::: SOURCE RECORDS
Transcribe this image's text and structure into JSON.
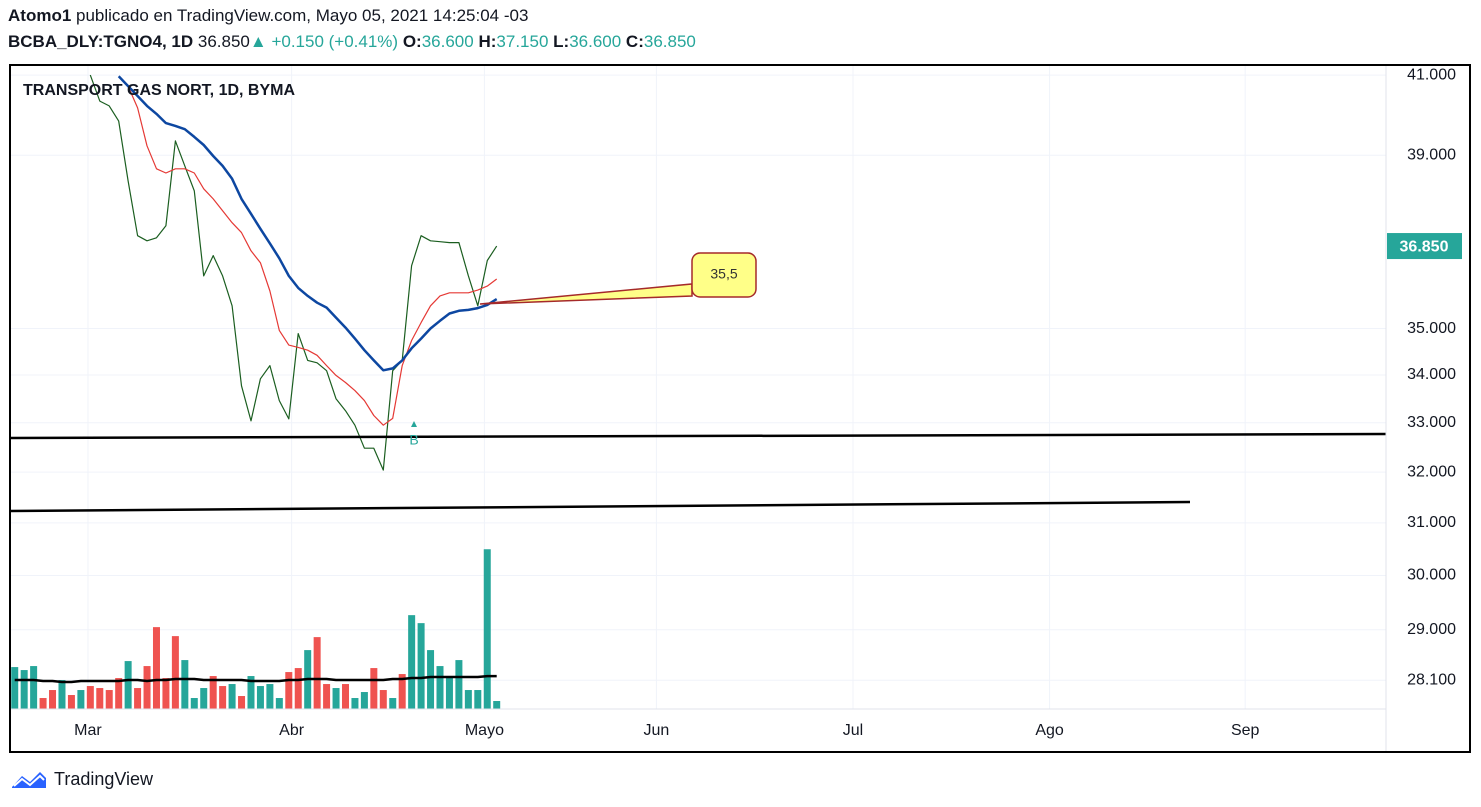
{
  "header": {
    "user": "Atomo1",
    "published": "publicado en TradingView.com, Mayo 05, 2021 14:25:04 -03",
    "symbol": "BCBA_DLY:TGNO4, 1D",
    "price": "36.850",
    "change": "+0.150 (+0.41%)",
    "ohlc": [
      {
        "label": "O:",
        "value": "36.600"
      },
      {
        "label": "H:",
        "value": "37.150"
      },
      {
        "label": "L:",
        "value": "36.600"
      },
      {
        "label": "C:",
        "value": "36.850"
      }
    ]
  },
  "chart_data": {
    "type": "line",
    "title": "TRANSPORT GAS NORT, 1D, BYMA",
    "log_scale": true,
    "grid": true,
    "x": [
      0,
      1,
      2,
      3,
      4,
      5,
      6,
      7,
      8,
      9,
      10,
      11,
      12,
      13,
      14,
      15,
      16,
      17,
      18,
      19,
      20,
      21,
      22,
      23,
      24,
      25,
      26,
      27,
      28,
      29,
      30,
      31,
      32,
      33,
      34,
      35,
      36,
      37,
      38,
      39,
      40,
      41,
      42,
      43,
      44,
      45,
      46,
      47,
      48,
      49,
      50,
      51
    ],
    "xlim": [
      -0.5,
      145.1
    ],
    "xticks": [
      {
        "value": 7.75,
        "label": "Mar"
      },
      {
        "value": 29.3,
        "label": "Abr"
      },
      {
        "value": 49.7,
        "label": "Mayo"
      },
      {
        "value": 67.9,
        "label": "Jun"
      },
      {
        "value": 88.7,
        "label": "Jul"
      },
      {
        "value": 109.5,
        "label": "Ago"
      },
      {
        "value": 130.2,
        "label": "Sep"
      }
    ],
    "ylim": [
      27.6,
      41.26
    ],
    "yticks": [
      {
        "value": 41,
        "label": "41.000"
      },
      {
        "value": 39,
        "label": "39.000"
      },
      {
        "value": 35,
        "label": "35.000"
      },
      {
        "value": 34,
        "label": "34.000"
      },
      {
        "value": 33,
        "label": "33.000"
      },
      {
        "value": 32,
        "label": "32.000"
      },
      {
        "value": 31,
        "label": "31.000"
      },
      {
        "value": 30,
        "label": "30.000"
      },
      {
        "value": 29,
        "label": "29.000"
      },
      {
        "value": 28.1,
        "label": "28.100"
      }
    ],
    "y2lim": [
      0,
      645
    ],
    "last_price": {
      "value": 36.85,
      "label": "36.850"
    },
    "series": [
      {
        "type": "bar",
        "axis": "y2",
        "color": "#26a69a",
        "values": [
          42,
          39,
          43,
          11,
          19,
          29,
          14,
          19,
          23,
          21,
          19,
          31,
          48,
          21,
          43,
          82,
          31,
          73,
          49,
          11,
          21,
          33,
          23,
          25,
          13,
          33,
          23,
          25,
          11,
          37,
          41,
          59,
          72,
          25,
          21,
          25,
          11,
          17,
          41,
          19,
          11,
          35,
          94,
          86,
          59,
          43,
          33,
          49,
          19,
          19,
          160,
          8
        ],
        "colors": [
          "#26a69a",
          "#26a69a",
          "#26a69a",
          "#ef5350",
          "#ef5350",
          "#26a69a",
          "#ef5350",
          "#26a69a",
          "#ef5350",
          "#ef5350",
          "#ef5350",
          "#ef5350",
          "#26a69a",
          "#ef5350",
          "#ef5350",
          "#ef5350",
          "#ef5350",
          "#ef5350",
          "#26a69a",
          "#26a69a",
          "#26a69a",
          "#ef5350",
          "#ef5350",
          "#26a69a",
          "#ef5350",
          "#26a69a",
          "#26a69a",
          "#26a69a",
          "#26a69a",
          "#ef5350",
          "#ef5350",
          "#26a69a",
          "#ef5350",
          "#ef5350",
          "#26a69a",
          "#ef5350",
          "#26a69a",
          "#26a69a",
          "#ef5350",
          "#ef5350",
          "#26a69a",
          "#ef5350",
          "#26a69a",
          "#26a69a",
          "#26a69a",
          "#26a69a",
          "#26a69a",
          "#26a69a",
          "#26a69a",
          "#26a69a",
          "#26a69a",
          "#26a69a"
        ]
      },
      {
        "type": "line",
        "axis": "y2",
        "color": "#000000",
        "width": 2.5,
        "values": [
          29,
          29,
          29,
          28,
          28,
          27,
          27,
          28,
          28,
          28,
          28,
          28,
          29,
          29,
          28,
          29,
          29,
          30,
          30,
          30,
          29,
          29,
          29,
          29,
          29,
          28,
          28,
          28,
          28,
          29,
          29,
          30,
          30,
          30,
          29,
          29,
          29,
          29,
          29,
          29,
          30,
          30,
          31,
          31,
          32,
          32,
          32,
          32,
          32,
          32,
          33,
          33
        ]
      },
      {
        "type": "line",
        "color": "#1b5e20",
        "width": 1.2,
        "values": [
          null,
          null,
          null,
          null,
          null,
          null,
          null,
          null,
          41.0,
          40.34,
          40.22,
          39.84,
          38.38,
          37.09,
          36.97,
          37.04,
          37.32,
          39.35,
          38.74,
          38.14,
          36.17,
          36.63,
          36.17,
          35.5,
          33.77,
          33.04,
          33.92,
          34.2,
          33.46,
          33.08,
          34.89,
          34.31,
          34.26,
          34.09,
          33.5,
          33.25,
          32.95,
          32.48,
          32.48,
          32.04,
          34.09,
          34.31,
          36.4,
          37.09,
          36.97,
          36.95,
          36.93,
          36.93,
          36.17,
          35.5,
          36.52,
          36.85
        ]
      },
      {
        "type": "line",
        "color": "#e53935",
        "width": 1.2,
        "values": [
          null,
          null,
          null,
          null,
          null,
          null,
          null,
          null,
          null,
          null,
          null,
          null,
          40.72,
          40.17,
          39.23,
          38.67,
          38.57,
          38.67,
          38.67,
          38.57,
          38.19,
          37.95,
          37.67,
          37.39,
          37.16,
          36.74,
          36.47,
          35.83,
          34.96,
          34.64,
          34.59,
          34.53,
          34.42,
          34.2,
          33.99,
          33.84,
          33.67,
          33.46,
          33.15,
          32.95,
          33.09,
          34.2,
          34.74,
          35.13,
          35.5,
          35.72,
          35.79,
          35.79,
          35.79,
          35.85,
          35.94,
          36.1
        ]
      },
      {
        "type": "line",
        "color": "#0d47a1",
        "width": 2.5,
        "values": [
          null,
          null,
          null,
          null,
          null,
          null,
          null,
          null,
          null,
          null,
          null,
          40.97,
          40.72,
          40.47,
          40.22,
          40.02,
          39.79,
          39.72,
          39.64,
          39.45,
          39.25,
          38.98,
          38.74,
          38.43,
          37.95,
          37.6,
          37.25,
          36.91,
          36.57,
          36.17,
          35.9,
          35.72,
          35.57,
          35.46,
          35.24,
          35.02,
          34.78,
          34.53,
          34.31,
          34.1,
          34.14,
          34.31,
          34.57,
          34.78,
          35.0,
          35.17,
          35.33,
          35.39,
          35.41,
          35.45,
          35.52,
          35.65
        ]
      }
    ],
    "annotations": [
      {
        "text": "35,5"
      },
      {
        "text": "B"
      }
    ]
  },
  "footer": {
    "brand": "TradingView"
  }
}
::::::
EXERCISE DETAILS ->
Without the pictures, extract every entry verbatim.

TASK RESULT ->
Transcribe this image's text and structure into JSON.
{
  "header": {
    "user": "Atomo1",
    "published": "publicado en TradingView.com, Mayo 05, 2021 14:25:04 -03",
    "symbol": "BCBA_DLY:TGNO4, 1D",
    "price": "36.850",
    "change": "+0.150 (+0.41%)",
    "ohlc": [
      {
        "label": "O:",
        "value": "36.600"
      },
      {
        "label": "H:",
        "value": "37.150"
      },
      {
        "label": "L:",
        "value": "36.600"
      },
      {
        "label": "C:",
        "value": "36.850"
      }
    ]
  },
  "chart_data": {
    "type": "line",
    "title": "TRANSPORT GAS NORT, 1D, BYMA",
    "log_scale": true,
    "grid": true,
    "x": [
      0,
      1,
      2,
      3,
      4,
      5,
      6,
      7,
      8,
      9,
      10,
      11,
      12,
      13,
      14,
      15,
      16,
      17,
      18,
      19,
      20,
      21,
      22,
      23,
      24,
      25,
      26,
      27,
      28,
      29,
      30,
      31,
      32,
      33,
      34,
      35,
      36,
      37,
      38,
      39,
      40,
      41,
      42,
      43,
      44,
      45,
      46,
      47,
      48,
      49,
      50,
      51
    ],
    "xlim": [
      -0.5,
      145.1
    ],
    "xticks": [
      {
        "value": 7.75,
        "label": "Mar"
      },
      {
        "value": 29.3,
        "label": "Abr"
      },
      {
        "value": 49.7,
        "label": "Mayo"
      },
      {
        "value": 67.9,
        "label": "Jun"
      },
      {
        "value": 88.7,
        "label": "Jul"
      },
      {
        "value": 109.5,
        "label": "Ago"
      },
      {
        "value": 130.2,
        "label": "Sep"
      }
    ],
    "ylim": [
      27.6,
      41.26
    ],
    "yticks": [
      {
        "value": 41,
        "label": "41.000"
      },
      {
        "value": 39,
        "label": "39.000"
      },
      {
        "value": 35,
        "label": "35.000"
      },
      {
        "value": 34,
        "label": "34.000"
      },
      {
        "value": 33,
        "label": "33.000"
      },
      {
        "value": 32,
        "label": "32.000"
      },
      {
        "value": 31,
        "label": "31.000"
      },
      {
        "value": 30,
        "label": "30.000"
      },
      {
        "value": 29,
        "label": "29.000"
      },
      {
        "value": 28.1,
        "label": "28.100"
      }
    ],
    "y2lim": [
      0,
      645
    ],
    "last_price": {
      "value": 36.85,
      "label": "36.850"
    },
    "series": [
      {
        "type": "bar",
        "axis": "y2",
        "color": "#26a69a",
        "values": [
          42,
          39,
          43,
          11,
          19,
          29,
          14,
          19,
          23,
          21,
          19,
          31,
          48,
          21,
          43,
          82,
          31,
          73,
          49,
          11,
          21,
          33,
          23,
          25,
          13,
          33,
          23,
          25,
          11,
          37,
          41,
          59,
          72,
          25,
          21,
          25,
          11,
          17,
          41,
          19,
          11,
          35,
          94,
          86,
          59,
          43,
          33,
          49,
          19,
          19,
          160,
          8
        ],
        "colors": [
          "#26a69a",
          "#26a69a",
          "#26a69a",
          "#ef5350",
          "#ef5350",
          "#26a69a",
          "#ef5350",
          "#26a69a",
          "#ef5350",
          "#ef5350",
          "#ef5350",
          "#ef5350",
          "#26a69a",
          "#ef5350",
          "#ef5350",
          "#ef5350",
          "#ef5350",
          "#ef5350",
          "#26a69a",
          "#26a69a",
          "#26a69a",
          "#ef5350",
          "#ef5350",
          "#26a69a",
          "#ef5350",
          "#26a69a",
          "#26a69a",
          "#26a69a",
          "#26a69a",
          "#ef5350",
          "#ef5350",
          "#26a69a",
          "#ef5350",
          "#ef5350",
          "#26a69a",
          "#ef5350",
          "#26a69a",
          "#26a69a",
          "#ef5350",
          "#ef5350",
          "#26a69a",
          "#ef5350",
          "#26a69a",
          "#26a69a",
          "#26a69a",
          "#26a69a",
          "#26a69a",
          "#26a69a",
          "#26a69a",
          "#26a69a",
          "#26a69a",
          "#26a69a"
        ]
      },
      {
        "type": "line",
        "axis": "y2",
        "color": "#000000",
        "width": 2.5,
        "values": [
          29,
          29,
          29,
          28,
          28,
          27,
          27,
          28,
          28,
          28,
          28,
          28,
          29,
          29,
          28,
          29,
          29,
          30,
          30,
          30,
          29,
          29,
          29,
          29,
          29,
          28,
          28,
          28,
          28,
          29,
          29,
          30,
          30,
          30,
          29,
          29,
          29,
          29,
          29,
          29,
          30,
          30,
          31,
          31,
          32,
          32,
          32,
          32,
          32,
          32,
          33,
          33
        ]
      },
      {
        "type": "line",
        "color": "#1b5e20",
        "width": 1.2,
        "values": [
          null,
          null,
          null,
          null,
          null,
          null,
          null,
          null,
          41.0,
          40.34,
          40.22,
          39.84,
          38.38,
          37.09,
          36.97,
          37.04,
          37.32,
          39.35,
          38.74,
          38.14,
          36.17,
          36.63,
          36.17,
          35.5,
          33.77,
          33.04,
          33.92,
          34.2,
          33.46,
          33.08,
          34.89,
          34.31,
          34.26,
          34.09,
          33.5,
          33.25,
          32.95,
          32.48,
          32.48,
          32.04,
          34.09,
          34.31,
          36.4,
          37.09,
          36.97,
          36.95,
          36.93,
          36.93,
          36.17,
          35.5,
          36.52,
          36.85
        ]
      },
      {
        "type": "line",
        "color": "#e53935",
        "width": 1.2,
        "values": [
          null,
          null,
          null,
          null,
          null,
          null,
          null,
          null,
          null,
          null,
          null,
          null,
          40.72,
          40.17,
          39.23,
          38.67,
          38.57,
          38.67,
          38.67,
          38.57,
          38.19,
          37.95,
          37.67,
          37.39,
          37.16,
          36.74,
          36.47,
          35.83,
          34.96,
          34.64,
          34.59,
          34.53,
          34.42,
          34.2,
          33.99,
          33.84,
          33.67,
          33.46,
          33.15,
          32.95,
          33.09,
          34.2,
          34.74,
          35.13,
          35.5,
          35.72,
          35.79,
          35.79,
          35.79,
          35.85,
          35.94,
          36.1
        ]
      },
      {
        "type": "line",
        "color": "#0d47a1",
        "width": 2.5,
        "values": [
          null,
          null,
          null,
          null,
          null,
          null,
          null,
          null,
          null,
          null,
          null,
          40.97,
          40.72,
          40.47,
          40.22,
          40.02,
          39.79,
          39.72,
          39.64,
          39.45,
          39.25,
          38.98,
          38.74,
          38.43,
          37.95,
          37.6,
          37.25,
          36.91,
          36.57,
          36.17,
          35.9,
          35.72,
          35.57,
          35.46,
          35.24,
          35.02,
          34.78,
          34.53,
          34.31,
          34.1,
          34.14,
          34.31,
          34.57,
          34.78,
          35.0,
          35.17,
          35.33,
          35.39,
          35.41,
          35.45,
          35.52,
          35.65
        ]
      }
    ],
    "annotations": [
      {
        "text": "35,5"
      },
      {
        "text": "B"
      }
    ]
  },
  "footer": {
    "brand": "TradingView"
  }
}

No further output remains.